> _The problem_
Without the pictures, copy the entries below word for word.

____________________

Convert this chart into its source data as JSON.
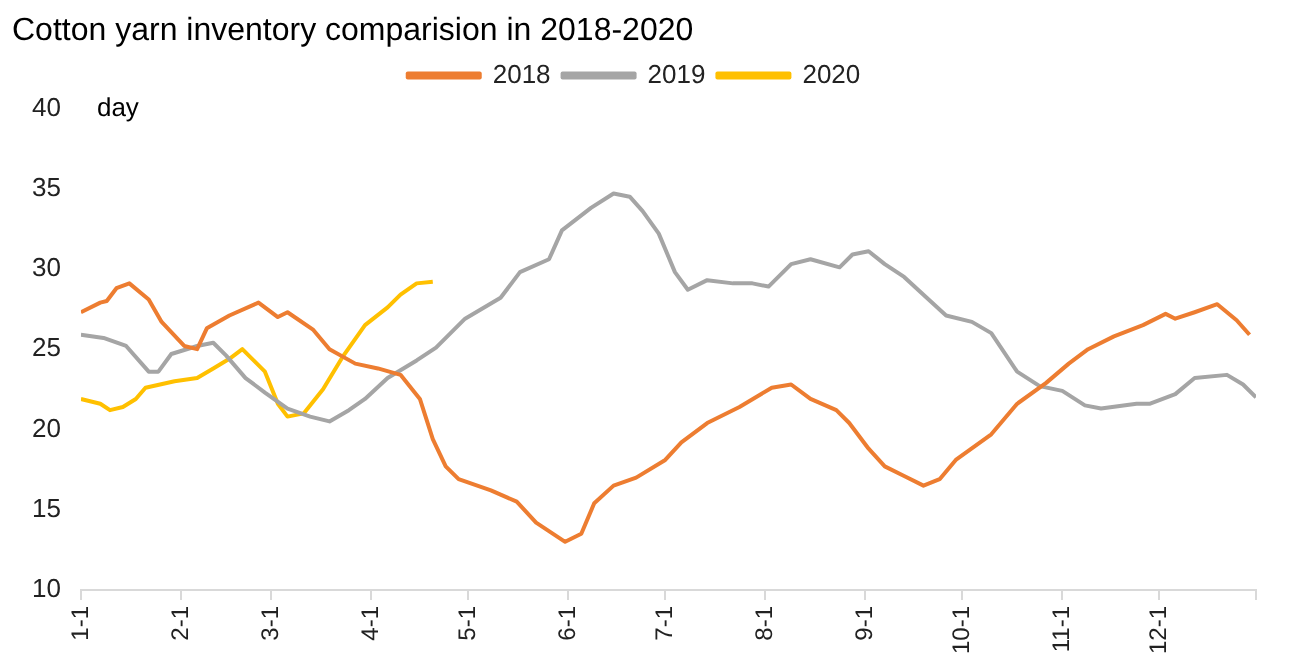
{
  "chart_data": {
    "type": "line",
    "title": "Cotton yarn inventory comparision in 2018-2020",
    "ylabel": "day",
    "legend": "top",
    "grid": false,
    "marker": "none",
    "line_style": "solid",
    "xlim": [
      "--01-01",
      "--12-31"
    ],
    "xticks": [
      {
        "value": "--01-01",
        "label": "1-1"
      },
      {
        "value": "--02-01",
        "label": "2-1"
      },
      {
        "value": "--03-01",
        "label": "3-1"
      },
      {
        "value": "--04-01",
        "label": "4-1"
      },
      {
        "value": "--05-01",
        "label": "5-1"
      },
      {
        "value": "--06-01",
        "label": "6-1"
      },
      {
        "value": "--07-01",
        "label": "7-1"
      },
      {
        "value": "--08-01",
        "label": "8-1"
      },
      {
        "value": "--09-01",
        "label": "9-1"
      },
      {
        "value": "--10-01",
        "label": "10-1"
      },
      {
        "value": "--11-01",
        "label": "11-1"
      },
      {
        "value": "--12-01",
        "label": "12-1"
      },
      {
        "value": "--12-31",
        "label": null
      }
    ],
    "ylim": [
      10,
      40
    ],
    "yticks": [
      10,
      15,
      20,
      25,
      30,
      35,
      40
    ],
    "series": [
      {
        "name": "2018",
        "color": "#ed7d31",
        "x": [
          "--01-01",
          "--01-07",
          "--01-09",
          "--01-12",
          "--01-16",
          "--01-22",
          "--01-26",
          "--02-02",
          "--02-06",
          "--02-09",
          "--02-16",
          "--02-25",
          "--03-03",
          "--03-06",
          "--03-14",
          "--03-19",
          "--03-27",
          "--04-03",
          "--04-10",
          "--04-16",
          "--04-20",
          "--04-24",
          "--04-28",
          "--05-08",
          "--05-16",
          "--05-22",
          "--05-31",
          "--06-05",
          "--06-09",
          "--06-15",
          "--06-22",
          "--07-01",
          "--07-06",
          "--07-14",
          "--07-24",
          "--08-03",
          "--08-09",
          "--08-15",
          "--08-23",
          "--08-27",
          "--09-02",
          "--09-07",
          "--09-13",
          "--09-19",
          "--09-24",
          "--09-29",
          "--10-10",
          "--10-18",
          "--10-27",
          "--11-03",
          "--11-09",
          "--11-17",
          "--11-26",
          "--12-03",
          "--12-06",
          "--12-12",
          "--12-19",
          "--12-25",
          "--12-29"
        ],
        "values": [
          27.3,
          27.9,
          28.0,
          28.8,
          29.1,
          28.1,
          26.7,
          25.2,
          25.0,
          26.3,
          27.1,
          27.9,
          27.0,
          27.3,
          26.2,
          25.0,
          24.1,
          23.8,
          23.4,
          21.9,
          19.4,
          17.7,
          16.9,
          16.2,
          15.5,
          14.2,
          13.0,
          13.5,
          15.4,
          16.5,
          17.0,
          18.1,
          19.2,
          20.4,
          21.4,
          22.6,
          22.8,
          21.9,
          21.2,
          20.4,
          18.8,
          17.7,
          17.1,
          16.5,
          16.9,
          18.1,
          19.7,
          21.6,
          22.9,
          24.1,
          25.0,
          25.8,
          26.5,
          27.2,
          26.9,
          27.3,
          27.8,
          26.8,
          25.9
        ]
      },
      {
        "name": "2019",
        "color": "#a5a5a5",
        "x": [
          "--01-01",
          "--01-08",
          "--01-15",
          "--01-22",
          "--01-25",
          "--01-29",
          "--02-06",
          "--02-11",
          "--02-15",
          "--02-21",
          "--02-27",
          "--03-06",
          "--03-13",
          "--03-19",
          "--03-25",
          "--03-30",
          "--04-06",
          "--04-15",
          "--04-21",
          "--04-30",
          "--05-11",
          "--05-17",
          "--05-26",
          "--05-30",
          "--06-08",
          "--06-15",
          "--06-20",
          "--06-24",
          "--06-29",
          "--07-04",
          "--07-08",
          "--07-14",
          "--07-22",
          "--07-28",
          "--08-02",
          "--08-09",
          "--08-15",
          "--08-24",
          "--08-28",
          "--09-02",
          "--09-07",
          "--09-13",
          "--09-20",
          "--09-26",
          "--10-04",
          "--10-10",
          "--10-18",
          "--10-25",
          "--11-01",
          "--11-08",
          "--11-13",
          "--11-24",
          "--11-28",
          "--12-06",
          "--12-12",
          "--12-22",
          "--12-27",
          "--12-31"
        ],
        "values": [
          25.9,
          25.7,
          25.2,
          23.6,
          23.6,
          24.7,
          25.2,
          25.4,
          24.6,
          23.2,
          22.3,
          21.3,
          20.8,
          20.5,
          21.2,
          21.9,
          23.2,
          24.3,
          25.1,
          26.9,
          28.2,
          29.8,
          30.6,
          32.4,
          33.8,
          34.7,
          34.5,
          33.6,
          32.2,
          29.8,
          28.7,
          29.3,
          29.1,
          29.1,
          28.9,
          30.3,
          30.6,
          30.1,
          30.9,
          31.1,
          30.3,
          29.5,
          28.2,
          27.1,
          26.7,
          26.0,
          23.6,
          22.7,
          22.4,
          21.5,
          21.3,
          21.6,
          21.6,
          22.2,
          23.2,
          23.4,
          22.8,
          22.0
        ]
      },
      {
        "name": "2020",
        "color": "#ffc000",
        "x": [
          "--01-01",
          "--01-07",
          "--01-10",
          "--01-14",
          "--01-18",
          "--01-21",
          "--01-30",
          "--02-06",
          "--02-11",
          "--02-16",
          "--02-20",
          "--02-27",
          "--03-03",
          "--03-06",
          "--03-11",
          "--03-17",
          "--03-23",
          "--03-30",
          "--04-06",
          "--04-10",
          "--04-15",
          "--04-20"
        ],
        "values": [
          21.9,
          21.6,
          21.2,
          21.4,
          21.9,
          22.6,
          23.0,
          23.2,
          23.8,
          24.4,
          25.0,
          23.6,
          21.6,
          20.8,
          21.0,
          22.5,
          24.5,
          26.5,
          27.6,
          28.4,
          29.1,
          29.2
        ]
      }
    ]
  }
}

____________________

> _Response below_
Convert this chart into its source data as JSON.
{
  "chart_data": {
    "type": "line",
    "title": "Cotton yarn inventory comparision in 2018-2020",
    "ylabel": "day",
    "legend": "top",
    "grid": false,
    "marker": "none",
    "line_style": "solid",
    "xlim": [
      "--01-01",
      "--12-31"
    ],
    "xticks": [
      {
        "value": "--01-01",
        "label": "1-1"
      },
      {
        "value": "--02-01",
        "label": "2-1"
      },
      {
        "value": "--03-01",
        "label": "3-1"
      },
      {
        "value": "--04-01",
        "label": "4-1"
      },
      {
        "value": "--05-01",
        "label": "5-1"
      },
      {
        "value": "--06-01",
        "label": "6-1"
      },
      {
        "value": "--07-01",
        "label": "7-1"
      },
      {
        "value": "--08-01",
        "label": "8-1"
      },
      {
        "value": "--09-01",
        "label": "9-1"
      },
      {
        "value": "--10-01",
        "label": "10-1"
      },
      {
        "value": "--11-01",
        "label": "11-1"
      },
      {
        "value": "--12-01",
        "label": "12-1"
      },
      {
        "value": "--12-31",
        "label": null
      }
    ],
    "ylim": [
      10,
      40
    ],
    "yticks": [
      10,
      15,
      20,
      25,
      30,
      35,
      40
    ],
    "series": [
      {
        "name": "2018",
        "color": "#ed7d31",
        "x": [
          "--01-01",
          "--01-07",
          "--01-09",
          "--01-12",
          "--01-16",
          "--01-22",
          "--01-26",
          "--02-02",
          "--02-06",
          "--02-09",
          "--02-16",
          "--02-25",
          "--03-03",
          "--03-06",
          "--03-14",
          "--03-19",
          "--03-27",
          "--04-03",
          "--04-10",
          "--04-16",
          "--04-20",
          "--04-24",
          "--04-28",
          "--05-08",
          "--05-16",
          "--05-22",
          "--05-31",
          "--06-05",
          "--06-09",
          "--06-15",
          "--06-22",
          "--07-01",
          "--07-06",
          "--07-14",
          "--07-24",
          "--08-03",
          "--08-09",
          "--08-15",
          "--08-23",
          "--08-27",
          "--09-02",
          "--09-07",
          "--09-13",
          "--09-19",
          "--09-24",
          "--09-29",
          "--10-10",
          "--10-18",
          "--10-27",
          "--11-03",
          "--11-09",
          "--11-17",
          "--11-26",
          "--12-03",
          "--12-06",
          "--12-12",
          "--12-19",
          "--12-25",
          "--12-29"
        ],
        "values": [
          27.3,
          27.9,
          28.0,
          28.8,
          29.1,
          28.1,
          26.7,
          25.2,
          25.0,
          26.3,
          27.1,
          27.9,
          27.0,
          27.3,
          26.2,
          25.0,
          24.1,
          23.8,
          23.4,
          21.9,
          19.4,
          17.7,
          16.9,
          16.2,
          15.5,
          14.2,
          13.0,
          13.5,
          15.4,
          16.5,
          17.0,
          18.1,
          19.2,
          20.4,
          21.4,
          22.6,
          22.8,
          21.9,
          21.2,
          20.4,
          18.8,
          17.7,
          17.1,
          16.5,
          16.9,
          18.1,
          19.7,
          21.6,
          22.9,
          24.1,
          25.0,
          25.8,
          26.5,
          27.2,
          26.9,
          27.3,
          27.8,
          26.8,
          25.9
        ]
      },
      {
        "name": "2019",
        "color": "#a5a5a5",
        "x": [
          "--01-01",
          "--01-08",
          "--01-15",
          "--01-22",
          "--01-25",
          "--01-29",
          "--02-06",
          "--02-11",
          "--02-15",
          "--02-21",
          "--02-27",
          "--03-06",
          "--03-13",
          "--03-19",
          "--03-25",
          "--03-30",
          "--04-06",
          "--04-15",
          "--04-21",
          "--04-30",
          "--05-11",
          "--05-17",
          "--05-26",
          "--05-30",
          "--06-08",
          "--06-15",
          "--06-20",
          "--06-24",
          "--06-29",
          "--07-04",
          "--07-08",
          "--07-14",
          "--07-22",
          "--07-28",
          "--08-02",
          "--08-09",
          "--08-15",
          "--08-24",
          "--08-28",
          "--09-02",
          "--09-07",
          "--09-13",
          "--09-20",
          "--09-26",
          "--10-04",
          "--10-10",
          "--10-18",
          "--10-25",
          "--11-01",
          "--11-08",
          "--11-13",
          "--11-24",
          "--11-28",
          "--12-06",
          "--12-12",
          "--12-22",
          "--12-27",
          "--12-31"
        ],
        "values": [
          25.9,
          25.7,
          25.2,
          23.6,
          23.6,
          24.7,
          25.2,
          25.4,
          24.6,
          23.2,
          22.3,
          21.3,
          20.8,
          20.5,
          21.2,
          21.9,
          23.2,
          24.3,
          25.1,
          26.9,
          28.2,
          29.8,
          30.6,
          32.4,
          33.8,
          34.7,
          34.5,
          33.6,
          32.2,
          29.8,
          28.7,
          29.3,
          29.1,
          29.1,
          28.9,
          30.3,
          30.6,
          30.1,
          30.9,
          31.1,
          30.3,
          29.5,
          28.2,
          27.1,
          26.7,
          26.0,
          23.6,
          22.7,
          22.4,
          21.5,
          21.3,
          21.6,
          21.6,
          22.2,
          23.2,
          23.4,
          22.8,
          22.0
        ]
      },
      {
        "name": "2020",
        "color": "#ffc000",
        "x": [
          "--01-01",
          "--01-07",
          "--01-10",
          "--01-14",
          "--01-18",
          "--01-21",
          "--01-30",
          "--02-06",
          "--02-11",
          "--02-16",
          "--02-20",
          "--02-27",
          "--03-03",
          "--03-06",
          "--03-11",
          "--03-17",
          "--03-23",
          "--03-30",
          "--04-06",
          "--04-10",
          "--04-15",
          "--04-20"
        ],
        "values": [
          21.9,
          21.6,
          21.2,
          21.4,
          21.9,
          22.6,
          23.0,
          23.2,
          23.8,
          24.4,
          25.0,
          23.6,
          21.6,
          20.8,
          21.0,
          22.5,
          24.5,
          26.5,
          27.6,
          28.4,
          29.1,
          29.2
        ]
      }
    ]
  }
}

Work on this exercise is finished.